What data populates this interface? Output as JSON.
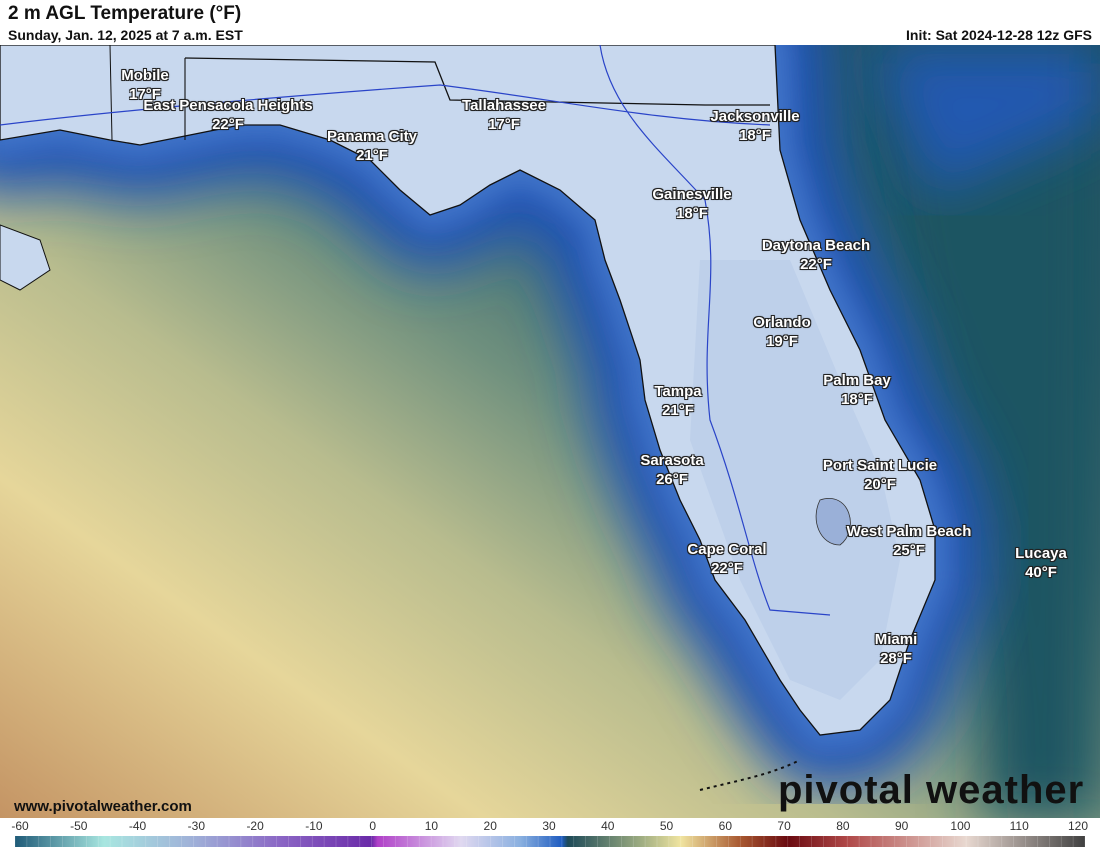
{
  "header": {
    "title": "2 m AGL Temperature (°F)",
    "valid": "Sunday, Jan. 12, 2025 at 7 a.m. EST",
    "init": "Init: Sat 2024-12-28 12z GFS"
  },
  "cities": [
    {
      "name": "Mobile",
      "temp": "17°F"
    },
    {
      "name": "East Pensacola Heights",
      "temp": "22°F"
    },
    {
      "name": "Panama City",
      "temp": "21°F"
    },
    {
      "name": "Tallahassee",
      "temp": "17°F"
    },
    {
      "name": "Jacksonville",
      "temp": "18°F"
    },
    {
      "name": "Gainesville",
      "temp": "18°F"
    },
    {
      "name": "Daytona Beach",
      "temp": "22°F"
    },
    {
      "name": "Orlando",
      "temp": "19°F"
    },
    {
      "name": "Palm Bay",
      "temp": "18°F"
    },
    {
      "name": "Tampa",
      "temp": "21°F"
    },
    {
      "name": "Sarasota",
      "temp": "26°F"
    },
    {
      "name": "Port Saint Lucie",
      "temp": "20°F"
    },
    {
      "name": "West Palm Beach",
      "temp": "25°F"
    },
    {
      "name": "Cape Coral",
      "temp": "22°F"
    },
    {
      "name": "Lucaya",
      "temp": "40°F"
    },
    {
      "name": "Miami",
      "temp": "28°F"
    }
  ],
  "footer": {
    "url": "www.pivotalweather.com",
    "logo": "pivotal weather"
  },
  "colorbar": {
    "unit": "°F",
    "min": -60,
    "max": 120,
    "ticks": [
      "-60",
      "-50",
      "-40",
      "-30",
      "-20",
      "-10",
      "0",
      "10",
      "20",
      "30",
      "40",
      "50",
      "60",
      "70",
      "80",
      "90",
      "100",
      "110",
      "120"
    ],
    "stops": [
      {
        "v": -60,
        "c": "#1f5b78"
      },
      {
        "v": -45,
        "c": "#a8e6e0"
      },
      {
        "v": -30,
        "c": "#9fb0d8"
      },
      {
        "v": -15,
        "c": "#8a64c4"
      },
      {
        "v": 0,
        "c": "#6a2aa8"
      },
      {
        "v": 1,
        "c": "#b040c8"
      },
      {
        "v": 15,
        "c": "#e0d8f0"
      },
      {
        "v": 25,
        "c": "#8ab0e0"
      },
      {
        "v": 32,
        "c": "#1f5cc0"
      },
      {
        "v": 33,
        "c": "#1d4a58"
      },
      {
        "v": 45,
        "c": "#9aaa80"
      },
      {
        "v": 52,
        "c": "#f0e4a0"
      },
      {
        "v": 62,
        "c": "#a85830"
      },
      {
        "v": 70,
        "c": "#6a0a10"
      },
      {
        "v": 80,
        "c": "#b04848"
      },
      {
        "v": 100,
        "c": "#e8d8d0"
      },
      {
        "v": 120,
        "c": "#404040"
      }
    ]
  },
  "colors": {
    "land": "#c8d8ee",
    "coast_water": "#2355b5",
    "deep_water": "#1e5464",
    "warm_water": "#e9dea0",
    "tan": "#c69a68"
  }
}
+ + + + +
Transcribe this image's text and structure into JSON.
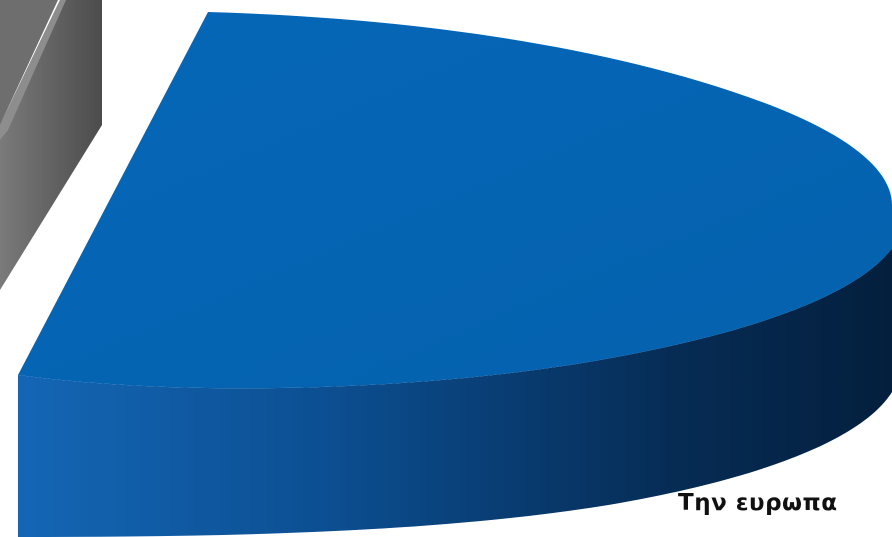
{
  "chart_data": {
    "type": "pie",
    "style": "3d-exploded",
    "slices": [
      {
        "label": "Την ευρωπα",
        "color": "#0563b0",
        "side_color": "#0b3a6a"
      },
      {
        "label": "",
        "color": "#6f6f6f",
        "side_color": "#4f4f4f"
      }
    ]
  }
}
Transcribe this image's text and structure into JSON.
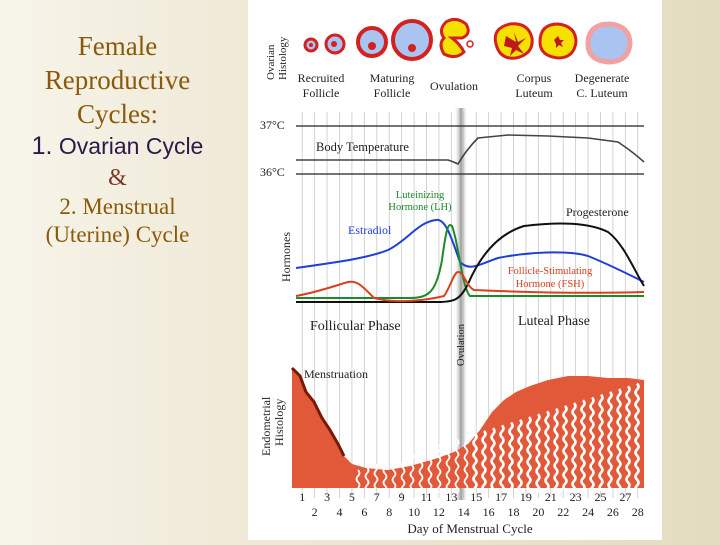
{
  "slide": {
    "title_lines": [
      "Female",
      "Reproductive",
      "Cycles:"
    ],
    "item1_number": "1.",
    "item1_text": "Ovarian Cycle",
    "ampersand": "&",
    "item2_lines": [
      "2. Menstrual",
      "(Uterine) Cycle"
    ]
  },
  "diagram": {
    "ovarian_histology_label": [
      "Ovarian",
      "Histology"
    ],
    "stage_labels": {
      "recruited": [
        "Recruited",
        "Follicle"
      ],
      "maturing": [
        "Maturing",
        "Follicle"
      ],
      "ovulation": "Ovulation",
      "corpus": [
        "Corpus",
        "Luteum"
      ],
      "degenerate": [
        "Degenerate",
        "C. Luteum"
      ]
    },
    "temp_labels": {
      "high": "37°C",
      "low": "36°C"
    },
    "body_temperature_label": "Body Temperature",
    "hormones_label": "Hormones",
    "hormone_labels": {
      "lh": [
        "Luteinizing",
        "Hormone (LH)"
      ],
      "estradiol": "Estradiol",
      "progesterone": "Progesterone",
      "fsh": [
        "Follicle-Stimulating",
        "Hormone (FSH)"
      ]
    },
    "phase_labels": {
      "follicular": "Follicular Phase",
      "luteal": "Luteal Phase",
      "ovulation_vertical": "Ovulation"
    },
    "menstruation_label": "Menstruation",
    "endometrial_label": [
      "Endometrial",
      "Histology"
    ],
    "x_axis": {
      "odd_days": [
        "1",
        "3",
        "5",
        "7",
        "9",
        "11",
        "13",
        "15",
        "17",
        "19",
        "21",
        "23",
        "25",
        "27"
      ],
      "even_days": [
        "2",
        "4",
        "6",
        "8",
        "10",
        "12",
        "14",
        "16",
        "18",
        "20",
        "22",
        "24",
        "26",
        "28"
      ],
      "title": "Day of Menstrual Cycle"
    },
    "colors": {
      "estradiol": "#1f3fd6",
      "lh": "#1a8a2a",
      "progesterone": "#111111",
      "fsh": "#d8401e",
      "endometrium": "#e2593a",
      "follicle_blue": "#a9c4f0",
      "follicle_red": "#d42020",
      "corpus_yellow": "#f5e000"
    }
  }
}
+ + + + +
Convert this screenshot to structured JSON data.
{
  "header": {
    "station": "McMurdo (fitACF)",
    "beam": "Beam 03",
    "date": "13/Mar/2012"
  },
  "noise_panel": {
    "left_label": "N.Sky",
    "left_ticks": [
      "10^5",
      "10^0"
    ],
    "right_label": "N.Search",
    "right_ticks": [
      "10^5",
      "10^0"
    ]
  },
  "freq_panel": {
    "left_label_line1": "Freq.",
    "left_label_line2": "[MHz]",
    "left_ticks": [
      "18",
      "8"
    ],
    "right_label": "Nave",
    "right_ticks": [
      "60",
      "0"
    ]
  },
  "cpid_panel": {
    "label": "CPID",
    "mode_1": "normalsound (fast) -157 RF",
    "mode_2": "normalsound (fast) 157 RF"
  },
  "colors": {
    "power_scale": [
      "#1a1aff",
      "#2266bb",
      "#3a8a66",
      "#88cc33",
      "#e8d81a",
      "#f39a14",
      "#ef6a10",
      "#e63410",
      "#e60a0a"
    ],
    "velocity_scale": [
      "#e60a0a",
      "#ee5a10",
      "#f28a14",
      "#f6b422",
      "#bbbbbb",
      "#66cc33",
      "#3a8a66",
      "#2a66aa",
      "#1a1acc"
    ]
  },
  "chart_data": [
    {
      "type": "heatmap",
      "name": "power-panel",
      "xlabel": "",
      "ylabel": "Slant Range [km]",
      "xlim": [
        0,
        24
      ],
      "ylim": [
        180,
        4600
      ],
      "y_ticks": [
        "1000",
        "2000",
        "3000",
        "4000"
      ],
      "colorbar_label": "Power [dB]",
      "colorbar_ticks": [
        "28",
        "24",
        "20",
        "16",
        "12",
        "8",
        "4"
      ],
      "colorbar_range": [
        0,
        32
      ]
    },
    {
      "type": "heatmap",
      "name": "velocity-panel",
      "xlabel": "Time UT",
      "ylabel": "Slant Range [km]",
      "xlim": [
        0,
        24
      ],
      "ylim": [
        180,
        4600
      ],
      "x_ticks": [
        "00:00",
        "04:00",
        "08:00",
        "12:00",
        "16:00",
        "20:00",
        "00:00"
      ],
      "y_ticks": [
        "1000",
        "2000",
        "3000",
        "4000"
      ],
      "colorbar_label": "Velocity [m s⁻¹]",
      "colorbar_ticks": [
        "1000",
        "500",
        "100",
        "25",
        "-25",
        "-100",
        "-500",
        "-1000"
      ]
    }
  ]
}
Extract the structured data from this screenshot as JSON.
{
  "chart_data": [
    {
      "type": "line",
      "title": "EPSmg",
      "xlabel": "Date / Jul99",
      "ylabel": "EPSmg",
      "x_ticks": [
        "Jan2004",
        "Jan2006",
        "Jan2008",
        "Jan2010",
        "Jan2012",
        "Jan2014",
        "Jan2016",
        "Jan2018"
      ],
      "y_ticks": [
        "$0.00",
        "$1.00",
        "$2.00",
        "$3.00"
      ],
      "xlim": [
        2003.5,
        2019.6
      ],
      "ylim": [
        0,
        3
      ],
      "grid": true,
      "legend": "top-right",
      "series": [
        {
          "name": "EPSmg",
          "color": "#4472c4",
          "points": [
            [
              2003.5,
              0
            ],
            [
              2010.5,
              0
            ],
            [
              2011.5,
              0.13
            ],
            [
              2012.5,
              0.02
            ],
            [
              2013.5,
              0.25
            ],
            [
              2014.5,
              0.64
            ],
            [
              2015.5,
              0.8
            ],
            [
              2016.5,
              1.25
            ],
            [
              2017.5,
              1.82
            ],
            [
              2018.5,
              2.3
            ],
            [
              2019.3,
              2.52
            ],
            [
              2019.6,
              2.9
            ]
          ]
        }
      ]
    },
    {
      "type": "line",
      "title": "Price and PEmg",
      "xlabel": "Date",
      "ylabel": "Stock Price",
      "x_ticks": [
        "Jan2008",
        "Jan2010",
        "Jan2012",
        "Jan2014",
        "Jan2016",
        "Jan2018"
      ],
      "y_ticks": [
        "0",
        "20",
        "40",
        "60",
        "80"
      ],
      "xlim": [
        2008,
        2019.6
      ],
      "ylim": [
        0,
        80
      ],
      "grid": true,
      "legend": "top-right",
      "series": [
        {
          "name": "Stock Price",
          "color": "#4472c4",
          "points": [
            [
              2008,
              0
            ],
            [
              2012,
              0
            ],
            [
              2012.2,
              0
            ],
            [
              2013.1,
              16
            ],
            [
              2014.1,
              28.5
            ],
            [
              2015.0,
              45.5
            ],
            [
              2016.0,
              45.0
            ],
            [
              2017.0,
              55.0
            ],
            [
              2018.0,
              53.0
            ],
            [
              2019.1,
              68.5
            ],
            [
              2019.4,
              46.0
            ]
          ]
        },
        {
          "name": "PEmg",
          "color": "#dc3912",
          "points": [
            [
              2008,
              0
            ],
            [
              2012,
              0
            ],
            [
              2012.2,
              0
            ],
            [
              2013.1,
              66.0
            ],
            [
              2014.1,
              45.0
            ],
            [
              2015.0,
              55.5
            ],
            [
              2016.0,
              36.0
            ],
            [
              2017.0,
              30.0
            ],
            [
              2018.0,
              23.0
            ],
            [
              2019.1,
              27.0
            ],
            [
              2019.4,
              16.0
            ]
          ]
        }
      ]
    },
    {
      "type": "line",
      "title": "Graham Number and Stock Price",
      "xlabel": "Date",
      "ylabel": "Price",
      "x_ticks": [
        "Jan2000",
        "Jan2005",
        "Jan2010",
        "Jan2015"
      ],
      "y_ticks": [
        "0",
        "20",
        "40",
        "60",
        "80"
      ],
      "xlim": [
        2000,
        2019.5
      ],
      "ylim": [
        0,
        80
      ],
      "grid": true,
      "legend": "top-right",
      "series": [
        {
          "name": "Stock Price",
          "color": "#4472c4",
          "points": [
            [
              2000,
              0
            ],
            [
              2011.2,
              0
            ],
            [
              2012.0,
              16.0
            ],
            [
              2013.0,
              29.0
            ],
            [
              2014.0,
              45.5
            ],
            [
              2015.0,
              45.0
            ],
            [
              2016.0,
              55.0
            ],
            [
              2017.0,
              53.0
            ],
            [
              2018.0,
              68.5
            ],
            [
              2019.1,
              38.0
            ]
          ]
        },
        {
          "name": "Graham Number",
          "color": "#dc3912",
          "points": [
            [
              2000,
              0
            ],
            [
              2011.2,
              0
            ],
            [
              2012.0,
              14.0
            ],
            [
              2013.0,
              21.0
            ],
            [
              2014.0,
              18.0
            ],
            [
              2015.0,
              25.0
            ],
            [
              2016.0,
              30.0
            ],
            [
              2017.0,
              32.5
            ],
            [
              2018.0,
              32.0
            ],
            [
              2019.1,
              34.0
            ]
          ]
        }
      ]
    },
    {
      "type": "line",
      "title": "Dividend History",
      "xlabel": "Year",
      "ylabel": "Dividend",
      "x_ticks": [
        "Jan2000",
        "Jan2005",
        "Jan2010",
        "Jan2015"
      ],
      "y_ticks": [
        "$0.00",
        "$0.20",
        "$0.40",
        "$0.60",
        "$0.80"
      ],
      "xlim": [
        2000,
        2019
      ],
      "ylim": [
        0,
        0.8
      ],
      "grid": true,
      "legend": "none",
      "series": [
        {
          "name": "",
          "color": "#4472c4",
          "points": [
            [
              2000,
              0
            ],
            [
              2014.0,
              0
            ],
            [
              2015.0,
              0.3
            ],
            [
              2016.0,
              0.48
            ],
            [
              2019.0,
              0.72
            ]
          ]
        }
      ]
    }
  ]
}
+ + + + +
What you will do:
Look through the data and gather every line with the string "JSON" in it.

Task result:
What data populates this interface? Output as JSON.
Transcribe this image's text and structure into JSON.
Transcribe this image's text and structure into JSON.
Convert this screenshot to structured JSON data.
Extract the structured data from this screenshot as JSON.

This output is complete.